Ohio Idea. During the Greenback agitation for an unredeemable paper currency, public opinion in the State of Ohio was permeated by the heresy. Many of her statesmen held what were believed to be unsound views on the money question, wherefore the fiscal policy advocated by them was sometimes called the Ohio Idea, although it should not be understood that its spread was confined to this State. Long before, in the transatlantic mind, at least, Ohio had been associated with financial irresponsibility, as in the once-famous stanza,—

Of all the States 'tis hard to say

Which makes the proudest show, sirs;
But Yankee Doodle likes the best
The State of " Oh! I owe," sirs!

Records from a collection:
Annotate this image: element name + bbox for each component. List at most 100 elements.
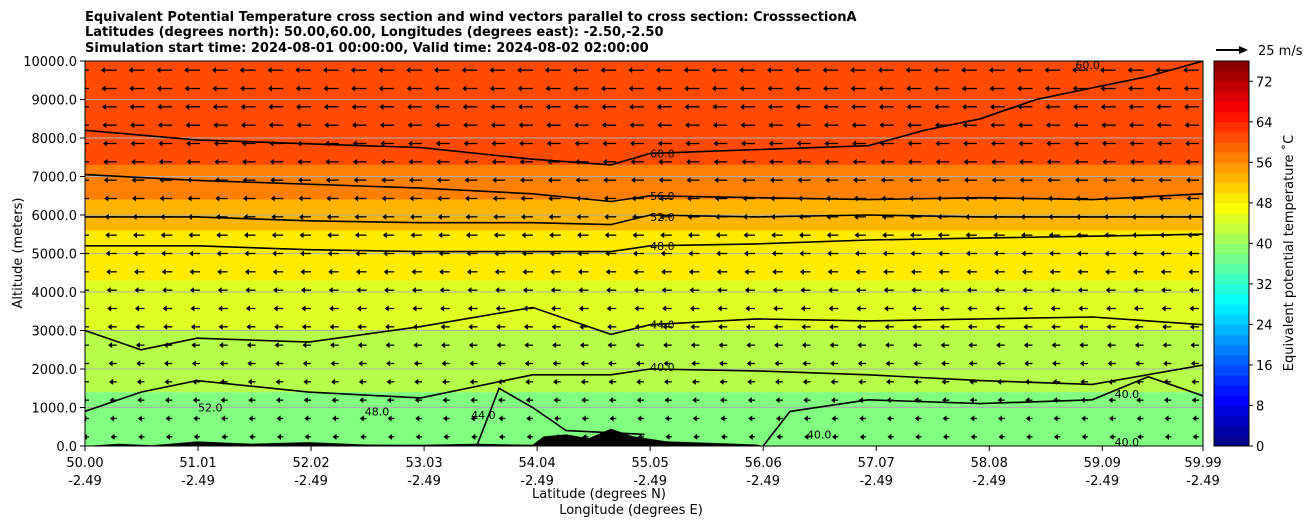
wind-vector	[718, 323, 728, 330]
wind-vector	[1188, 250, 1199, 257]
wind-vector-head-icon	[245, 305, 250, 312]
wind-vector	[1131, 213, 1144, 220]
wind-vector-head-icon	[1106, 305, 1111, 312]
wind-vector-head-icon	[551, 305, 556, 312]
wind-vector	[299, 232, 311, 239]
wind-vector-head-icon	[1074, 158, 1079, 165]
wind-vector-head-icon	[323, 85, 328, 92]
wind-vector-head-icon	[1165, 433, 1170, 440]
wind-vector	[850, 85, 866, 92]
wind-vector-head-icon	[465, 195, 470, 202]
wind-vector-head-icon	[136, 360, 141, 367]
wind-vector	[107, 323, 117, 330]
wind-vector	[1132, 268, 1144, 275]
wind-vector	[887, 433, 894, 440]
wind-vector-head-icon	[300, 287, 305, 294]
wind-vector	[877, 67, 894, 74]
wind-vector-head-icon	[1184, 103, 1189, 110]
wind-vector-head-icon	[411, 268, 416, 275]
wind-vector	[498, 415, 506, 422]
wind-vector	[192, 397, 200, 404]
wind-vector	[990, 140, 1005, 147]
wind-vector	[104, 195, 117, 202]
wind-vector	[657, 122, 672, 129]
wind-vector-head-icon	[993, 232, 998, 239]
wind-vector	[994, 287, 1005, 294]
wind-vector	[1134, 323, 1144, 330]
wind-vector	[184, 67, 200, 74]
wind-vector-head-icon	[383, 250, 388, 257]
wind-vector	[574, 122, 589, 129]
wind-vector-head-icon	[831, 397, 836, 404]
wind-vector-head-icon	[1023, 342, 1028, 349]
wind-vector-head-icon	[906, 85, 911, 92]
wind-vector	[1185, 140, 1199, 147]
wind-vector	[545, 85, 561, 92]
wind-vector-head-icon	[414, 378, 419, 385]
wind-vector-head-icon	[244, 232, 249, 239]
wind-vector	[323, 85, 339, 92]
wind-vector-head-icon	[406, 85, 411, 92]
wind-vector-head-icon	[1024, 378, 1029, 385]
wind-vector-head-icon	[577, 268, 582, 275]
wind-vector	[546, 140, 561, 147]
wind-vector	[552, 360, 561, 367]
wind-vector	[939, 305, 950, 312]
wind-vector-head-icon	[496, 323, 501, 330]
wind-vector	[187, 177, 200, 184]
wind-vector-head-icon	[1077, 287, 1082, 294]
wind-vector-head-icon	[1189, 305, 1194, 312]
contour-line-60-0	[85, 61, 1203, 166]
wind-vector-head-icon	[107, 323, 112, 330]
wind-vector-head-icon	[970, 433, 975, 440]
wind-vector	[998, 433, 1005, 440]
wind-vector	[85, 124, 89, 126]
wind-vector-head-icon	[102, 122, 107, 129]
wind-vector	[854, 213, 866, 220]
wind-vector	[353, 177, 367, 184]
wind-vector-head-icon	[992, 195, 997, 202]
wind-vector-head-icon	[130, 122, 135, 129]
wind-vector	[378, 85, 395, 92]
x-tick-label-longitude: -2.49	[633, 474, 667, 489]
wind-vector	[466, 268, 478, 275]
wind-vector	[189, 287, 200, 294]
wind-vector	[886, 397, 894, 404]
wind-vector	[548, 213, 561, 220]
wind-vector-head-icon	[742, 177, 747, 184]
wind-vector-head-icon	[858, 378, 863, 385]
wind-vector-head-icon	[300, 250, 304, 257]
wind-vector-head-icon	[967, 323, 972, 330]
colorbar-segment	[1214, 375, 1249, 386]
wind-vector-head-icon	[1183, 67, 1188, 74]
wind-vector-head-icon	[129, 103, 134, 110]
wind-vector	[830, 378, 839, 385]
wind-vector-head-icon	[378, 67, 383, 74]
wind-vector	[1161, 287, 1172, 294]
wind-vector	[1049, 250, 1061, 257]
wind-vector-head-icon	[773, 305, 778, 312]
wind-vector	[332, 415, 339, 422]
wind-vector-head-icon	[1025, 415, 1030, 422]
wind-vector	[852, 140, 866, 147]
wind-vector-head-icon	[552, 342, 557, 349]
wind-vector-head-icon	[994, 287, 999, 294]
wind-vector-head-icon	[713, 140, 718, 147]
wind-vector-head-icon	[825, 177, 830, 184]
wind-vector-head-icon	[1104, 232, 1109, 239]
wind-vector-head-icon	[518, 103, 523, 110]
wind-vector	[190, 323, 200, 330]
wind-vector-head-icon	[941, 378, 946, 385]
wind-vector-head-icon	[796, 140, 801, 147]
y-tick-label: 4000.0	[32, 286, 78, 301]
wind-vector	[747, 397, 755, 404]
wind-vector	[636, 397, 644, 404]
wind-vector-head-icon	[688, 250, 693, 257]
wind-vector	[213, 140, 228, 147]
wind-vector	[996, 342, 1005, 349]
wind-vector	[1101, 122, 1116, 129]
wind-vector-head-icon	[601, 122, 606, 129]
wind-vector	[576, 213, 589, 220]
wind-vector	[689, 287, 700, 294]
wind-vector	[550, 287, 561, 294]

What to work on: Copy out the entire entry on the Ohio Idea word for word.

Worked answer:
Ohio Idea. During the Greenback agitation for an unredeemable paper currency, public opinion in the State of Ohio was permeated by the heresy. Many of her statesmen held what were believed to be unsound views on the money question, wherefore the fiscal policy advocated by them was sometimes called the Ohio Idea, although it should not be understood that its spread was confined to this State. Long before, in the transatlantic mind, at least, Ohio had been associated with financial irresponsibility, as in the once-famous stanza,—

Of all the States 'tis hard to say

Which makes the proudest show, sirs;
But Yankee Doodle likes the best
The State of " Oh! I owe," sirs!